[start of RECORD EXCERPTS]

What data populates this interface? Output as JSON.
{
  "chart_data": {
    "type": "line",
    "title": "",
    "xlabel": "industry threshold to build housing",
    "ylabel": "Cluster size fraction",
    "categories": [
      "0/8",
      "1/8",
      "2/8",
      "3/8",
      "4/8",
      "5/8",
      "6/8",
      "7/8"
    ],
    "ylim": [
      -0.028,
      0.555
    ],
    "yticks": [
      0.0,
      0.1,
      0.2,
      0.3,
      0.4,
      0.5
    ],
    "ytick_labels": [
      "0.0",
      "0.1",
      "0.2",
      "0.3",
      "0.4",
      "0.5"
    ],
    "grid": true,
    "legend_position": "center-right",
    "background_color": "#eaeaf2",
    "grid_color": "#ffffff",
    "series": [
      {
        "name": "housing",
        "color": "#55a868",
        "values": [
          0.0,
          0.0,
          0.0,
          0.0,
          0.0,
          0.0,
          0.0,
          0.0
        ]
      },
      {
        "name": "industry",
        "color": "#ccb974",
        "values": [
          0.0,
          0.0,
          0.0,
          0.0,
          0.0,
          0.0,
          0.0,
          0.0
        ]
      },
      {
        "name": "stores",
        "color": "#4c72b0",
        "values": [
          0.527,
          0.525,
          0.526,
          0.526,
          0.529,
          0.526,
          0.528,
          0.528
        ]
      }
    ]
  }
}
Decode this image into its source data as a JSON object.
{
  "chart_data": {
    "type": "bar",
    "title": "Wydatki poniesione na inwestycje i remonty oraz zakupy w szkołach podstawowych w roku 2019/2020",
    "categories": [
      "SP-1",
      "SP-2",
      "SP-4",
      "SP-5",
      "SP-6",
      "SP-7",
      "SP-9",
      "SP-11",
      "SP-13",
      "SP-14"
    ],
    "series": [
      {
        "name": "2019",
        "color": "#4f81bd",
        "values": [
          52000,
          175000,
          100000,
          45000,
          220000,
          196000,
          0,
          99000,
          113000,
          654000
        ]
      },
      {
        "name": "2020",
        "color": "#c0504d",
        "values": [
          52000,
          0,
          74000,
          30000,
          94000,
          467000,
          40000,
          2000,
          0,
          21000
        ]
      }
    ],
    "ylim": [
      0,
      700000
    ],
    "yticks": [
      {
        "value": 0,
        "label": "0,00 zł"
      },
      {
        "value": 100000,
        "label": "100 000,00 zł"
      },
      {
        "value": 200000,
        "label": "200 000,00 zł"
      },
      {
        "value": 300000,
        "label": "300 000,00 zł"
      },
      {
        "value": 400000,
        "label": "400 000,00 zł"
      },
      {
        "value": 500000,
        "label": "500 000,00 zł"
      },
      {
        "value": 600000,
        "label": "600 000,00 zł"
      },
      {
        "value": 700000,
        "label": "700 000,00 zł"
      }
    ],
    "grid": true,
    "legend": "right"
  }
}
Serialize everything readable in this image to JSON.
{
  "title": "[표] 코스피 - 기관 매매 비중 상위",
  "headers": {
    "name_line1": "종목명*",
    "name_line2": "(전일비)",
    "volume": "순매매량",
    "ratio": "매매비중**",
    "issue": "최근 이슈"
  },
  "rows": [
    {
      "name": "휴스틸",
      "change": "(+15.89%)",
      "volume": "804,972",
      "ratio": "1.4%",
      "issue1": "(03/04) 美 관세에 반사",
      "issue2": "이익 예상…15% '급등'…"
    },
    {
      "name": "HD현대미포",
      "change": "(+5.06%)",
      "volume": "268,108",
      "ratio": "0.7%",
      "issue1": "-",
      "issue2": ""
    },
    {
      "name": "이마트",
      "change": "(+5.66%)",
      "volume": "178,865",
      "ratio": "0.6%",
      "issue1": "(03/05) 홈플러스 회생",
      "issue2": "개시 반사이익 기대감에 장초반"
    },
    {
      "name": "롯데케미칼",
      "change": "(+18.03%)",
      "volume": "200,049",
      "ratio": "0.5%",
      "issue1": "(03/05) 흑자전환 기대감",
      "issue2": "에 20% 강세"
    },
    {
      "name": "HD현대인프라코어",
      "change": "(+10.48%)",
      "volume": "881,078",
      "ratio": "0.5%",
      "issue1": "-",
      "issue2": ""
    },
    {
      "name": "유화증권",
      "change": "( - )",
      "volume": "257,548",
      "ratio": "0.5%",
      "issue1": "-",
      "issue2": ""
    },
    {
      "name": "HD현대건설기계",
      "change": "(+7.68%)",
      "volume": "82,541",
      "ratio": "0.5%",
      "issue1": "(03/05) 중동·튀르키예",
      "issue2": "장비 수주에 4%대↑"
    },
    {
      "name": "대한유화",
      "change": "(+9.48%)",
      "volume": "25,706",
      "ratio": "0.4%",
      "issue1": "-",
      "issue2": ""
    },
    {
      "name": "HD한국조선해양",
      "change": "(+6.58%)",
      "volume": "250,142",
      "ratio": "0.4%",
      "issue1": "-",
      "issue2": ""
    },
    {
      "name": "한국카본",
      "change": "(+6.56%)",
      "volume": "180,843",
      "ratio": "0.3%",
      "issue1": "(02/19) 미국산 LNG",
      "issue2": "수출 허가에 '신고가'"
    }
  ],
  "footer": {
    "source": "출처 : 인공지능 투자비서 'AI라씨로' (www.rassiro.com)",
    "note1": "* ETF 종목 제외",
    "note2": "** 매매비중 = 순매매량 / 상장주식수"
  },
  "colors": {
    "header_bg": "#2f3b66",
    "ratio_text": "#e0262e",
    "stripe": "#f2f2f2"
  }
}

[end of RECORD EXCERPTS]

**BRIEF:** List all lines holding the string "image".

**RESPONSE FOR THIS EXERCISE:**
Decode this image into its source data as a JSON object.
Serialize everything readable in this image to JSON.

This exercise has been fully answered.